Each line that holds the word "bekken" is to be identified and copied.

** BEGIN Materials provided **

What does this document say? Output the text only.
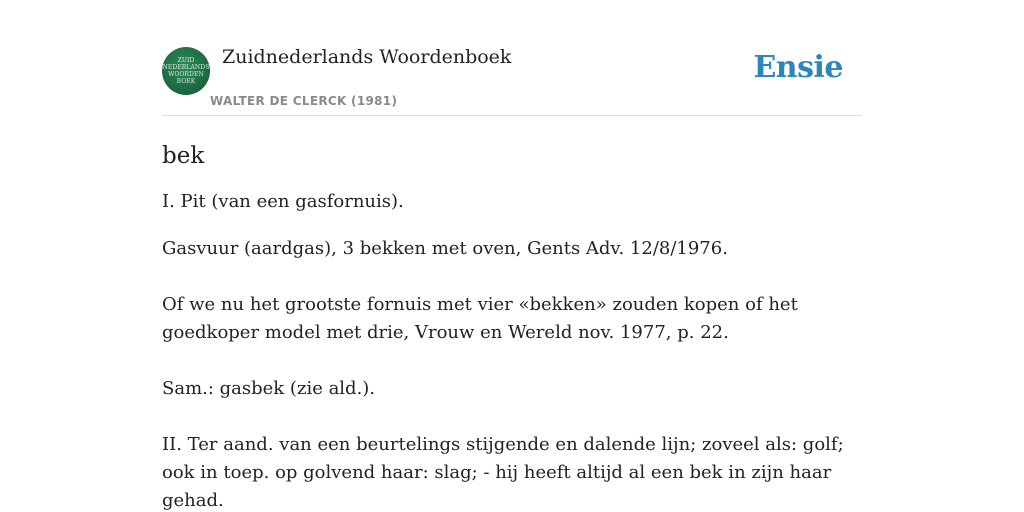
ZUID
NEDERLANDS
WOORDEN
BOEK
Zuidnederlands Woordenboek
WALTER DE CLERCK (1981)
Ensie
bek

I. Pit (van een gasfornuis).

Gasvuur (aardgas), 3 bekken met oven, Gents Adv. 12/8/1976.

Of we nu het grootste fornuis met vier «bekken» zouden kopen of het goedkoper model met drie, Vrouw en Wereld nov. 1977, p. 22.

Sam.: gasbek (zie ald.).

II. Ter aand. van een beurtelings stijgende en dalende lijn; zoveel als: golf; ook in toep. op golvend haar: slag; - hij heeft altijd al een bek in zijn haar gehad.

** END Materials provided **

● **Exercise answer**
Gasvuur (aardgas), 3 bekken met oven, Gents Adv. 12/8/1976.
Of we nu het grootste fornuis met vier «bekken» zouden kopen of het goedkoper model met drie, Vrouw en Wereld nov. 1977, p. 22.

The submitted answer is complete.